__PROBLEM DESCRIPTION__
Read the records below. Copy each line where the string "angry" occurs.

__EXCERPTED DATA__
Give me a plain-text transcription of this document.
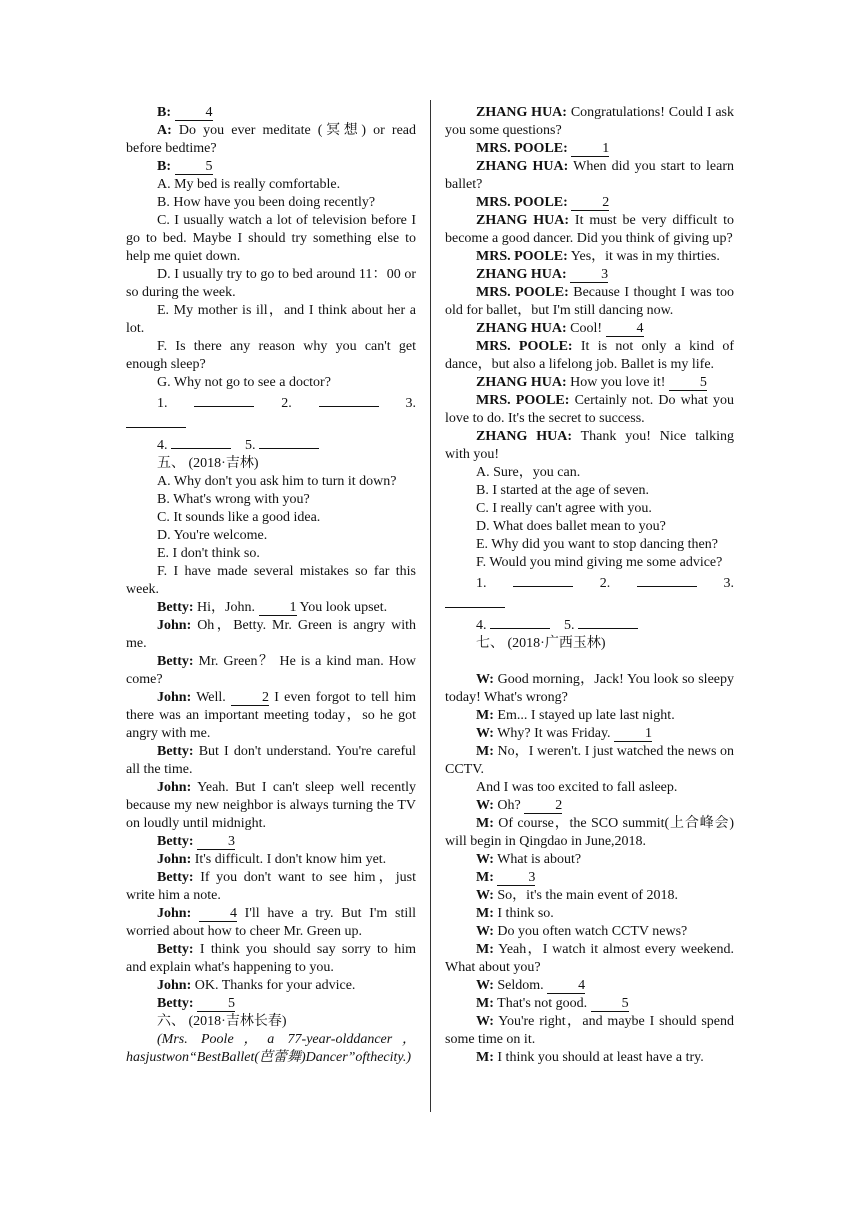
B: 4

A: Do you ever meditate (冥想) or read before bedtime?

B: 5

A. My bed is really comfortable.

B. How have you been doing recently?

C. I usually watch a lot of television before I go to bed. Maybe I should try something else to help me quiet down.

D. I usually try to go to bed around 11：00 or so during the week.

E. My mother is ill，and I think about her a lot.

F. Is there any reason why you can't get enough sleep?

G. Why not go to see a doctor?

1.	2.	3.

4.	5.

五、 (2018·吉林)

A. Why don't you ask him to turn it down?

B. What's wrong with you?

C. It sounds like a good idea.

D. You're welcome.

E. I don't think so.

F. I have made several mistakes so far this week.

Betty: Hi，John. 1 You look upset.

John: Oh，Betty. Mr. Green is angry with me.

Betty: Mr. Green？ He is a kind man. How come?

John: Well. 2 I even forgot to tell him there was an important meeting today，so he got angry with me.

Betty: But I don't understand. You're careful all the time.

John: Yeah. But I can't sleep well recently because my new neighbor is always turning the TV on loudly until midnight.

Betty: 3

John: It's difficult. I don't know him yet.

Betty: If you don't want to see him，just write him a note.

John:	4 I'll have a try. But I'm still worried about how to cheer Mr. Green up.

Betty: I think you should say sorry to him and explain what's happening to you.

John: OK. Thanks for your advice.

Betty: 5

六、 (2018·吉林长春)

(Mrs. Poole，a 77-year-olddancer，hasjustwon“BestBallet(芭蕾舞)Dancer”ofthecity.)

ZHANG HUA: Congratulations! Could I ask you some questions?

MRS. POOLE: 1

ZHANG HUA: When did you start to learn ballet?

MRS. POOLE: 2

ZHANG HUA: It must be very difficult to become a good dancer. Did you think of giving up?

MRS. POOLE: Yes，it was in my thirties.

ZHANG HUA: 3

MRS. POOLE: Because I thought I was too old for ballet，but I'm still dancing now.

ZHANG HUA: Cool! 4

MRS. POOLE: It is not only a kind of dance，but also a lifelong job. Ballet is my life.

ZHANG HUA: How you love it! 5

MRS. POOLE: Certainly not. Do what you love to do. It's the secret to success.

ZHANG HUA: Thank you! Nice talking with you!

A. Sure，you can.

B. I started at the age of seven.

C. I really can't agree with you.

D. What does ballet mean to you?

E. Why did you want to stop dancing then?

F. Would you mind giving me some advice?

1.	2.	3.

4.	5.

七、 (2018·广西玉林)

W: Good morning，Jack! You look so sleepy today! What's wrong?

M: Em... I stayed up late last night.

W: Why? It was Friday. 1

M: No，I weren't. I just watched the news on CCTV.

And I was too excited to fall asleep.

W: Oh? 2

M: Of course，the SCO summit(上合峰会) will begin in Qingdao in June,2018.

W: What is about?

M: 3

W: So，it's the main event of 2018.

M: I think so.

W: Do you often watch CCTV news?

M: Yeah，I watch it almost every weekend. What about you?

W: Seldom. 4

M: That's not good. 5

W: You're right，and maybe I should spend some time on it.

M: I think you should at least have a try.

__FULL ANSWER__
John: Oh，Betty. Mr. Green is angry with me.
John: Well. 2 I even forgot to tell him there was an important meeting today，so he got angry with me.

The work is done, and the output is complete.